> [The problem] Would you transcribe all of the data exactly, down to the last character?

★ ★ ★ ★ ★

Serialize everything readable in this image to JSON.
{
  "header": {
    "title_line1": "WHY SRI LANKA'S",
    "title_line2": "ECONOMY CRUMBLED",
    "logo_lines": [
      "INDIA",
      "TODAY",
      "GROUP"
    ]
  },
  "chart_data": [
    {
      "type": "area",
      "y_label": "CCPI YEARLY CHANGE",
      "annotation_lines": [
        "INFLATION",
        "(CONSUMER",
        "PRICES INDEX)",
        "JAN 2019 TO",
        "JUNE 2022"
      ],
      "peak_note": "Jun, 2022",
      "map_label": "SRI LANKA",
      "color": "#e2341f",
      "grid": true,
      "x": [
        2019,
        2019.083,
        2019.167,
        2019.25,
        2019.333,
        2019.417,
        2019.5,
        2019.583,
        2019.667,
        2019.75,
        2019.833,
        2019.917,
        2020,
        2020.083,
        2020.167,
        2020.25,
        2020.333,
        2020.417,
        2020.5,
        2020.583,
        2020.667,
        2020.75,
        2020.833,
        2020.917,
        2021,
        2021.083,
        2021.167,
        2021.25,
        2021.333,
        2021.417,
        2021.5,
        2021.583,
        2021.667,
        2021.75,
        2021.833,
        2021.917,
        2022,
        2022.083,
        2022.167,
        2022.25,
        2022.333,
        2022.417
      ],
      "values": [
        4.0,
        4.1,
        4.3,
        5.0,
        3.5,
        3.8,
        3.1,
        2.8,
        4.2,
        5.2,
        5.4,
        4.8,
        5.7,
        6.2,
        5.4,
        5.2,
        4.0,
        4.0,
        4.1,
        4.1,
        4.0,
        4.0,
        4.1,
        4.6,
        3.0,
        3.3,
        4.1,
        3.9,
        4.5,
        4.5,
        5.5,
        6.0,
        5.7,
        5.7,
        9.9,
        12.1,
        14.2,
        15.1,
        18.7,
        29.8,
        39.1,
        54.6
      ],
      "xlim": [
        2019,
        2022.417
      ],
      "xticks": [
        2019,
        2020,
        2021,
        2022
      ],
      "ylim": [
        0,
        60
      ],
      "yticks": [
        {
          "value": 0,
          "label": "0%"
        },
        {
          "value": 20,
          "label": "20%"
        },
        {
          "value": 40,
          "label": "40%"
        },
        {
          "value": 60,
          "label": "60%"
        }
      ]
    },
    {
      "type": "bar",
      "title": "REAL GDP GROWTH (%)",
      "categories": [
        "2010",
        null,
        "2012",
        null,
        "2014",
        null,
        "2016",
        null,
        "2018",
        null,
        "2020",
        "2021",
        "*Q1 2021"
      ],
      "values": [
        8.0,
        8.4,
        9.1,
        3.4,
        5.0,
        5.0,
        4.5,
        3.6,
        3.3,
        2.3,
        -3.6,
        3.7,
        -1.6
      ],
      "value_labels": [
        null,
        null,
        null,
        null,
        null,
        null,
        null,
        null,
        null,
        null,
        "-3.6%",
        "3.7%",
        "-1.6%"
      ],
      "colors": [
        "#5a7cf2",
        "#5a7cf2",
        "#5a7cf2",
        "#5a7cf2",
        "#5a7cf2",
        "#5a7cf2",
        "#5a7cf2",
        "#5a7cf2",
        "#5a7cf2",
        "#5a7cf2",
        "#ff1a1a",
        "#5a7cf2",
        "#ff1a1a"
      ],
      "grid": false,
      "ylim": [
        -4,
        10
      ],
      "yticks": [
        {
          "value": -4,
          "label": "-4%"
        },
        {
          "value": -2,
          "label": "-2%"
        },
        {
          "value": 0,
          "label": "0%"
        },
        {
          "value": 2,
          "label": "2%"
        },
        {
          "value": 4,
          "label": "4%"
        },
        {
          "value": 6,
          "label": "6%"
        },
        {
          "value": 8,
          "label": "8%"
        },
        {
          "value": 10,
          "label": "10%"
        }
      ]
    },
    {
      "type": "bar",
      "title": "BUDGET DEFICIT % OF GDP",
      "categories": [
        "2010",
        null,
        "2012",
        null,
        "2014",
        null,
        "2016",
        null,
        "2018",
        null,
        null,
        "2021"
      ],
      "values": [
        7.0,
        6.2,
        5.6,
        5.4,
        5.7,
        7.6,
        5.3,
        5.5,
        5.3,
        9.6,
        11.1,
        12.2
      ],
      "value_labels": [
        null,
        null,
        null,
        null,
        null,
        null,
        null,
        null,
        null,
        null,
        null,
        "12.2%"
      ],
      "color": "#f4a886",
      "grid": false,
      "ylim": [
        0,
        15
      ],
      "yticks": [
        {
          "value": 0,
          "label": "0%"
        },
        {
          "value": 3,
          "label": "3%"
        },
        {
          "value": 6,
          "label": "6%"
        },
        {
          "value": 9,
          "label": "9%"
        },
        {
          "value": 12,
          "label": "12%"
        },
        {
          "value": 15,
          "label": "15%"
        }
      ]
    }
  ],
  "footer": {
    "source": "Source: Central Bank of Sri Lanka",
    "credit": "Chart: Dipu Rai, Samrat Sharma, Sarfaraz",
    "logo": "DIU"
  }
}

★ ★ ★ ★ ★

> [Task result]
Serialize everything readable in this image to JSON.
{
  "header": {
    "title_line1": "WHY SRI LANKA'S",
    "title_line2": "ECONOMY CRUMBLED",
    "logo_lines": [
      "INDIA",
      "TODAY",
      "GROUP"
    ]
  },
  "chart_data": [
    {
      "type": "area",
      "y_label": "CCPI YEARLY CHANGE",
      "annotation_lines": [
        "INFLATION",
        "(CONSUMER",
        "PRICES INDEX)",
        "JAN 2019 TO",
        "JUNE 2022"
      ],
      "peak_note": "Jun, 2022",
      "map_label": "SRI LANKA",
      "color": "#e2341f",
      "grid": true,
      "x": [
        2019,
        2019.083,
        2019.167,
        2019.25,
        2019.333,
        2019.417,
        2019.5,
        2019.583,
        2019.667,
        2019.75,
        2019.833,
        2019.917,
        2020,
        2020.083,
        2020.167,
        2020.25,
        2020.333,
        2020.417,
        2020.5,
        2020.583,
        2020.667,
        2020.75,
        2020.833,
        2020.917,
        2021,
        2021.083,
        2021.167,
        2021.25,
        2021.333,
        2021.417,
        2021.5,
        2021.583,
        2021.667,
        2021.75,
        2021.833,
        2021.917,
        2022,
        2022.083,
        2022.167,
        2022.25,
        2022.333,
        2022.417
      ],
      "values": [
        4.0,
        4.1,
        4.3,
        5.0,
        3.5,
        3.8,
        3.1,
        2.8,
        4.2,
        5.2,
        5.4,
        4.8,
        5.7,
        6.2,
        5.4,
        5.2,
        4.0,
        4.0,
        4.1,
        4.1,
        4.0,
        4.0,
        4.1,
        4.6,
        3.0,
        3.3,
        4.1,
        3.9,
        4.5,
        4.5,
        5.5,
        6.0,
        5.7,
        5.7,
        9.9,
        12.1,
        14.2,
        15.1,
        18.7,
        29.8,
        39.1,
        54.6
      ],
      "xlim": [
        2019,
        2022.417
      ],
      "xticks": [
        2019,
        2020,
        2021,
        2022
      ],
      "ylim": [
        0,
        60
      ],
      "yticks": [
        {
          "value": 0,
          "label": "0%"
        },
        {
          "value": 20,
          "label": "20%"
        },
        {
          "value": 40,
          "label": "40%"
        },
        {
          "value": 60,
          "label": "60%"
        }
      ]
    },
    {
      "type": "bar",
      "title": "REAL GDP GROWTH (%)",
      "categories": [
        "2010",
        null,
        "2012",
        null,
        "2014",
        null,
        "2016",
        null,
        "2018",
        null,
        "2020",
        "2021",
        "*Q1 2021"
      ],
      "values": [
        8.0,
        8.4,
        9.1,
        3.4,
        5.0,
        5.0,
        4.5,
        3.6,
        3.3,
        2.3,
        -3.6,
        3.7,
        -1.6
      ],
      "value_labels": [
        null,
        null,
        null,
        null,
        null,
        null,
        null,
        null,
        null,
        null,
        "-3.6%",
        "3.7%",
        "-1.6%"
      ],
      "colors": [
        "#5a7cf2",
        "#5a7cf2",
        "#5a7cf2",
        "#5a7cf2",
        "#5a7cf2",
        "#5a7cf2",
        "#5a7cf2",
        "#5a7cf2",
        "#5a7cf2",
        "#5a7cf2",
        "#ff1a1a",
        "#5a7cf2",
        "#ff1a1a"
      ],
      "grid": false,
      "ylim": [
        -4,
        10
      ],
      "yticks": [
        {
          "value": -4,
          "label": "-4%"
        },
        {
          "value": -2,
          "label": "-2%"
        },
        {
          "value": 0,
          "label": "0%"
        },
        {
          "value": 2,
          "label": "2%"
        },
        {
          "value": 4,
          "label": "4%"
        },
        {
          "value": 6,
          "label": "6%"
        },
        {
          "value": 8,
          "label": "8%"
        },
        {
          "value": 10,
          "label": "10%"
        }
      ]
    },
    {
      "type": "bar",
      "title": "BUDGET DEFICIT % OF GDP",
      "categories": [
        "2010",
        null,
        "2012",
        null,
        "2014",
        null,
        "2016",
        null,
        "2018",
        null,
        null,
        "2021"
      ],
      "values": [
        7.0,
        6.2,
        5.6,
        5.4,
        5.7,
        7.6,
        5.3,
        5.5,
        5.3,
        9.6,
        11.1,
        12.2
      ],
      "value_labels": [
        null,
        null,
        null,
        null,
        null,
        null,
        null,
        null,
        null,
        null,
        null,
        "12.2%"
      ],
      "color": "#f4a886",
      "grid": false,
      "ylim": [
        0,
        15
      ],
      "yticks": [
        {
          "value": 0,
          "label": "0%"
        },
        {
          "value": 3,
          "label": "3%"
        },
        {
          "value": 6,
          "label": "6%"
        },
        {
          "value": 9,
          "label": "9%"
        },
        {
          "value": 12,
          "label": "12%"
        },
        {
          "value": 15,
          "label": "15%"
        }
      ]
    }
  ],
  "footer": {
    "source": "Source: Central Bank of Sri Lanka",
    "credit": "Chart: Dipu Rai, Samrat Sharma, Sarfaraz",
    "logo": "DIU"
  }
}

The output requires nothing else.